■ What is required: Write every record out again exactly as given.

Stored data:
###

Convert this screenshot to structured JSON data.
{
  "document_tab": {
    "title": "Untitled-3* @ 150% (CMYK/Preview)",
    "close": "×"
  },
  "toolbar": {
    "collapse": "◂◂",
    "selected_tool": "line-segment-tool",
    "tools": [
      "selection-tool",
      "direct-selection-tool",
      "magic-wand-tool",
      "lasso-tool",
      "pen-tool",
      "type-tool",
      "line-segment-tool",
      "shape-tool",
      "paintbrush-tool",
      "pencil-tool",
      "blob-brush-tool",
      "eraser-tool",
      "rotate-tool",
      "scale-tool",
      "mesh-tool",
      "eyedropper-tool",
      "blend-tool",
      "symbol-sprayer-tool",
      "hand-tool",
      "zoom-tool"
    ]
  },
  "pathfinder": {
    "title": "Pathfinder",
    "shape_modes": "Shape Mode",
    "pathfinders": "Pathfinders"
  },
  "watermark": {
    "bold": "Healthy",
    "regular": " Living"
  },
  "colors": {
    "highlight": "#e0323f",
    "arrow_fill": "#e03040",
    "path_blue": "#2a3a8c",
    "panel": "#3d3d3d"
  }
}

###

■ Solution for this task:
Convert this screenshot to structured JSON data.
{
  "document_tab": {
    "title": "Untitled-3* @ 150% (CMYK/Preview)",
    "close": "×"
  },
  "toolbar": {
    "collapse": "◂◂",
    "selected_tool": "line-segment-tool",
    "tools": [
      "selection-tool",
      "direct-selection-tool",
      "magic-wand-tool",
      "lasso-tool",
      "pen-tool",
      "type-tool",
      "line-segment-tool",
      "shape-tool",
      "paintbrush-tool",
      "pencil-tool",
      "blob-brush-tool",
      "eraser-tool",
      "rotate-tool",
      "scale-tool",
      "mesh-tool",
      "eyedropper-tool",
      "blend-tool",
      "symbol-sprayer-tool",
      "hand-tool",
      "zoom-tool"
    ]
  },
  "pathfinder": {
    "title": "Pathfinder",
    "shape_modes": "Shape Mode",
    "pathfinders": "Pathfinders"
  },
  "watermark": {
    "bold": "Healthy",
    "regular": " Living"
  },
  "colors": {
    "highlight": "#e0323f",
    "arrow_fill": "#e03040",
    "path_blue": "#2a3a8c",
    "panel": "#3d3d3d"
  }
}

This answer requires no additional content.